**RECORDS FOR THIS EXERCISE**
----

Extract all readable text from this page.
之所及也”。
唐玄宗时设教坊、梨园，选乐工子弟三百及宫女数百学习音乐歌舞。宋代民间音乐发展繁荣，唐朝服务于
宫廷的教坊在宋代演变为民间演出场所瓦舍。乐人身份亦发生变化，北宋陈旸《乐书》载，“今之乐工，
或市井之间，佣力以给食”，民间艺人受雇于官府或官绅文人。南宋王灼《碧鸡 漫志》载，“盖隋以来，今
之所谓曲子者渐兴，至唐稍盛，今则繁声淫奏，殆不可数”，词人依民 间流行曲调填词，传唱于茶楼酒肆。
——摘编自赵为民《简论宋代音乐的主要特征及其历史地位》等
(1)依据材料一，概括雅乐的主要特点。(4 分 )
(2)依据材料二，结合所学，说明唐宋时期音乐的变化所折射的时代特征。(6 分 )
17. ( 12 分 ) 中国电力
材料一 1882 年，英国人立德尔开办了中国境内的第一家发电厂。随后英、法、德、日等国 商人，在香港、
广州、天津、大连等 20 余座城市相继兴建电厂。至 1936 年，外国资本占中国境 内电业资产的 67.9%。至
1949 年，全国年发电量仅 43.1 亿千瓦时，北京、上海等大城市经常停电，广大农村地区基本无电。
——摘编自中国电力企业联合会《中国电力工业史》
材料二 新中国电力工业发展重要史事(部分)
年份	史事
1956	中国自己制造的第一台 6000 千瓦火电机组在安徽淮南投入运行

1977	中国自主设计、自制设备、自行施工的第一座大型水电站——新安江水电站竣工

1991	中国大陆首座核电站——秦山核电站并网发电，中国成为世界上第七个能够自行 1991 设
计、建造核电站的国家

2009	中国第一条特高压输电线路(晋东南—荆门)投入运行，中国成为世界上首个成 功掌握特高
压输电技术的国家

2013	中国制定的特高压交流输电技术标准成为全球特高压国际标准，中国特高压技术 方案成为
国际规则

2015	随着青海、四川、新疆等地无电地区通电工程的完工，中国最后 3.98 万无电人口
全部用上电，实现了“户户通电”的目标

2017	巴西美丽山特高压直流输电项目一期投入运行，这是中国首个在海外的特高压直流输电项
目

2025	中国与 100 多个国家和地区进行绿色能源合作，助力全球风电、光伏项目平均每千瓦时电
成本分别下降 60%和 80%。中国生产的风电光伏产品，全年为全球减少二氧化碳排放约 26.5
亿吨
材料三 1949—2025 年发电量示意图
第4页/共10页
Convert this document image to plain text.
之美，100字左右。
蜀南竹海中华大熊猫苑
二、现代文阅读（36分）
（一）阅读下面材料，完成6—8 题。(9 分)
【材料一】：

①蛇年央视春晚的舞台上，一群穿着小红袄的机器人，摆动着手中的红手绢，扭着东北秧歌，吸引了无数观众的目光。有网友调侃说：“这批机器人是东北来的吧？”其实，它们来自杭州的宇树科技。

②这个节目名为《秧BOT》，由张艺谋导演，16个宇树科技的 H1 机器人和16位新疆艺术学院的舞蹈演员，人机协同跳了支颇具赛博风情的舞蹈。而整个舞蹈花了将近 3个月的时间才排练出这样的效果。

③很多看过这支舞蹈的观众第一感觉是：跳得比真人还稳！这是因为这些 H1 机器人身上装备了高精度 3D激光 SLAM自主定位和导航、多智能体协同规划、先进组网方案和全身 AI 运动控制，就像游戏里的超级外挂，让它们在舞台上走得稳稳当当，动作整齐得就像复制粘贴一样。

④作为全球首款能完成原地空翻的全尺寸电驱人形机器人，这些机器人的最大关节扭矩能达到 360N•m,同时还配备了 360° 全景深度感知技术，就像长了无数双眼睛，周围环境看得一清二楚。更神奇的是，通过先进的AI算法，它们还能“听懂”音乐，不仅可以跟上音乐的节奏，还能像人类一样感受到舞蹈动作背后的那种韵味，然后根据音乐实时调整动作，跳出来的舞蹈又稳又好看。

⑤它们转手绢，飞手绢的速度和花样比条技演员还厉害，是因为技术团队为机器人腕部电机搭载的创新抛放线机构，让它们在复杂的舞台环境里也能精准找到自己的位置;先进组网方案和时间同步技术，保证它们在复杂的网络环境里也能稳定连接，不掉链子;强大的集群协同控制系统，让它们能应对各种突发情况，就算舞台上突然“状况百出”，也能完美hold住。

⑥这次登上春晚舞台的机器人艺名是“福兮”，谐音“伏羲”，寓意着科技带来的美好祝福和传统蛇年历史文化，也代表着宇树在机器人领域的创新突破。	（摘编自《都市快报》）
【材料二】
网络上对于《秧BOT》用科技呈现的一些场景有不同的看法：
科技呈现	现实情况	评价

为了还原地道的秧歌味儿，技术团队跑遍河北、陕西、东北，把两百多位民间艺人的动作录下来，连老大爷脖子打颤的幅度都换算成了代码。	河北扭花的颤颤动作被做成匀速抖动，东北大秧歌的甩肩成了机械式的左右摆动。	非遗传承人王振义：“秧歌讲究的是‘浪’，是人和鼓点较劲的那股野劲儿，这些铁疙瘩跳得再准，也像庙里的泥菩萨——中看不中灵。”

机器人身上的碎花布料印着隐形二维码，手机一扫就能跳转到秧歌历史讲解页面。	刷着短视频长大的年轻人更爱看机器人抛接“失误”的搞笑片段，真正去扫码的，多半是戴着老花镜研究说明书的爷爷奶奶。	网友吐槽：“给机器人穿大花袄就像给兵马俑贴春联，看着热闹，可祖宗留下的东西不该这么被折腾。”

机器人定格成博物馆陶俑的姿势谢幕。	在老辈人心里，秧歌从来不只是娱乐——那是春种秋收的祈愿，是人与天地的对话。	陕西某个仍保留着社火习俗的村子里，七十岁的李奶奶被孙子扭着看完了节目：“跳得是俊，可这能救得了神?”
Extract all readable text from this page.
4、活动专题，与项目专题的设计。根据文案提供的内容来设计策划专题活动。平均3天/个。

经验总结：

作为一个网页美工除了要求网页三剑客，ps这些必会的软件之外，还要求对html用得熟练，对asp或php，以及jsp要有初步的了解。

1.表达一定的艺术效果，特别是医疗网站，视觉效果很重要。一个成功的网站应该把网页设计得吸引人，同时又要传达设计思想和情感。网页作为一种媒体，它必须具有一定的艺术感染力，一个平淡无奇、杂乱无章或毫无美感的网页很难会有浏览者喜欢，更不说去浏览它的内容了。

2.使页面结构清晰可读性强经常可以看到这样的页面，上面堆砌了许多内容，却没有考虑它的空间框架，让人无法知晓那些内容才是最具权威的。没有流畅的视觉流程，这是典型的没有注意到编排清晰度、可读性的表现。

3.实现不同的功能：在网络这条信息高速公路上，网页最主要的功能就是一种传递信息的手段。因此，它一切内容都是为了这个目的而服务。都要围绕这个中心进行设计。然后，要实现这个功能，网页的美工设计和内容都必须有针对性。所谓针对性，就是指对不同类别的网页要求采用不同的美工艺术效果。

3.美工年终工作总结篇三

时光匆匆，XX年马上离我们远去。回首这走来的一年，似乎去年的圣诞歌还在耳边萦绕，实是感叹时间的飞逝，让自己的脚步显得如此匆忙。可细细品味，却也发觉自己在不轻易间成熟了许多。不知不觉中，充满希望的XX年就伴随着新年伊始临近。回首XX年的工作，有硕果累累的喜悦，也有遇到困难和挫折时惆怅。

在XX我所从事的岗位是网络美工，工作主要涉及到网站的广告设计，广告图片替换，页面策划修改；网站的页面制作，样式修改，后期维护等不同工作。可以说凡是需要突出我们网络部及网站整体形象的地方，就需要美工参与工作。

----

List all lines from the entries that include the word "秧BOT".

**ANSWER BELOW**
②这个节目名为《秧BOT》，由张艺谋导演，16个宇树科技的 H1 机器人和16位新疆艺术学院的舞蹈演员，人机协同跳了支颇具赛博风情的舞蹈。而整个舞蹈花了将近 3个月的时间才排练出这样的效果。
网络上对于《秧BOT》用科技呈现的一些场景有不同的看法：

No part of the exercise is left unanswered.